INSTRUCTION:
Print out every line, exactly as written.

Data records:
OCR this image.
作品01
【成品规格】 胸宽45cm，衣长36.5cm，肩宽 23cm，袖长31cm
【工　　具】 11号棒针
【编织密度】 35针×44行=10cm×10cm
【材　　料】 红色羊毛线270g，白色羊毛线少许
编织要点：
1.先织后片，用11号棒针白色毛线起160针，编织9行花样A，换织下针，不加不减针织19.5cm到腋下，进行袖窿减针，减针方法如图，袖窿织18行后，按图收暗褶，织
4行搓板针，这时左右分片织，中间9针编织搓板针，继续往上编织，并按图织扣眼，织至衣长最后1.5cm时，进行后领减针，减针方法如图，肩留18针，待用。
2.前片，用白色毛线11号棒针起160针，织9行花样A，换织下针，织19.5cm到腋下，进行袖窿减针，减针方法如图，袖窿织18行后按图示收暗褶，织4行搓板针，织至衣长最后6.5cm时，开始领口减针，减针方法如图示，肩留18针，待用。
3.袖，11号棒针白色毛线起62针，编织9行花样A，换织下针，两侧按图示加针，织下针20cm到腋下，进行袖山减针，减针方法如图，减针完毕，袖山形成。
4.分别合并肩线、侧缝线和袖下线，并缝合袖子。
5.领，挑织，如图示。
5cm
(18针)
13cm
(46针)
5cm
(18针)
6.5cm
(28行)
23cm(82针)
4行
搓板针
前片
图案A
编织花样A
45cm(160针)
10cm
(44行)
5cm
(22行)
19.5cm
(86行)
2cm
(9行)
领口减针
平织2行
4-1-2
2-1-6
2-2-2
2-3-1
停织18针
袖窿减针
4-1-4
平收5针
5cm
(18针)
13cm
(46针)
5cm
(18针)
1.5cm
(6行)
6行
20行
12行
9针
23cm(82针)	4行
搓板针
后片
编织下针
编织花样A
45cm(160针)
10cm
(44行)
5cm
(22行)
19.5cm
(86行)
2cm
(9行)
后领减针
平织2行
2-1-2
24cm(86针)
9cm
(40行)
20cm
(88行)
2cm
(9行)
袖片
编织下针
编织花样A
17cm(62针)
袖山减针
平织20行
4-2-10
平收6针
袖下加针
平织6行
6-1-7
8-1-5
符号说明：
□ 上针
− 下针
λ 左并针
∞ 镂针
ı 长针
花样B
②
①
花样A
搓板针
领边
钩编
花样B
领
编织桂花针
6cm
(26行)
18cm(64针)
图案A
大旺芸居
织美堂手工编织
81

SOLVED PROBLEM:
OCR this image.
作品01
【成品规格】 胸宽45cm，衣长36.5cm，肩宽 23cm，袖长31cm
【工　　具】 11号棒针
【编织密度】 35针×44行=10cm×10cm
【材　　料】 红色羊毛线270g，白色羊毛线少许
编织要点：
1.先织后片，用11号棒针白色毛线起160针，编织9行花样A，换织下针，不加不减针织19.5cm到腋下，进行袖窿减针，减针方法如图，袖窿织18行后，按图收暗褶，织
4行搓板针，这时左右分片织，中间9针编织搓板针，继续往上编织，并按图织扣眼，织至衣长最后1.5cm时，进行后领减针，减针方法如图，肩留18针，待用。
2.前片，用白色毛线11号棒针起160针，织9行花样A，换织下针，织19.5cm到腋下，进行袖窿减针，减针方法如图，袖窿织18行后按图示收暗褶，织4行搓板针，织至衣长最后6.5cm时，开始领口减针，减针方法如图示，肩留18针，待用。
3.袖，11号棒针白色毛线起62针，编织9行花样A，换织下针，两侧按图示加针，织下针20cm到腋下，进行袖山减针，减针方法如图，减针完毕，袖山形成。
4.分别合并肩线、侧缝线和袖下线，并缝合袖子。
5.领，挑织，如图示。
5cm
(18针)
13cm
(46针)
5cm
(18针)
6.5cm
(28行)
23cm(82针)
4行
搓板针
前片
图案A
编织花样A
45cm(160针)
10cm
(44行)
5cm
(22行)
19.5cm
(86行)
2cm
(9行)
领口减针
平织2行
4-1-2
2-1-6
2-2-2
2-3-1
停织18针
袖窿减针
4-1-4
平收5针
5cm
(18针)
13cm
(46针)
5cm
(18针)
1.5cm
(6行)
6行
20行
12行
9针
23cm(82针)	4行
搓板针
后片
编织下针
编织花样A
45cm(160针)
10cm
(44行)
5cm
(22行)
19.5cm
(86行)
2cm
(9行)
后领减针
平织2行
2-1-2
24cm(86针)
9cm
(40行)
20cm
(88行)
2cm
(9行)
袖片
编织下针
编织花样A
17cm(62针)
袖山减针
平织20行
4-2-10
平收6针
袖下加针
平织6行
6-1-7
8-1-5
符号说明：
□ 上针
− 下针
λ 左并针
∞ 镂针
ı 长针
花样B
②
①
花样A
搓板针
领边
钩编
花样B
领
编织桂花针
6cm
(26行)
18cm(64针)
图案A
大旺芸居
织美堂手工编织
81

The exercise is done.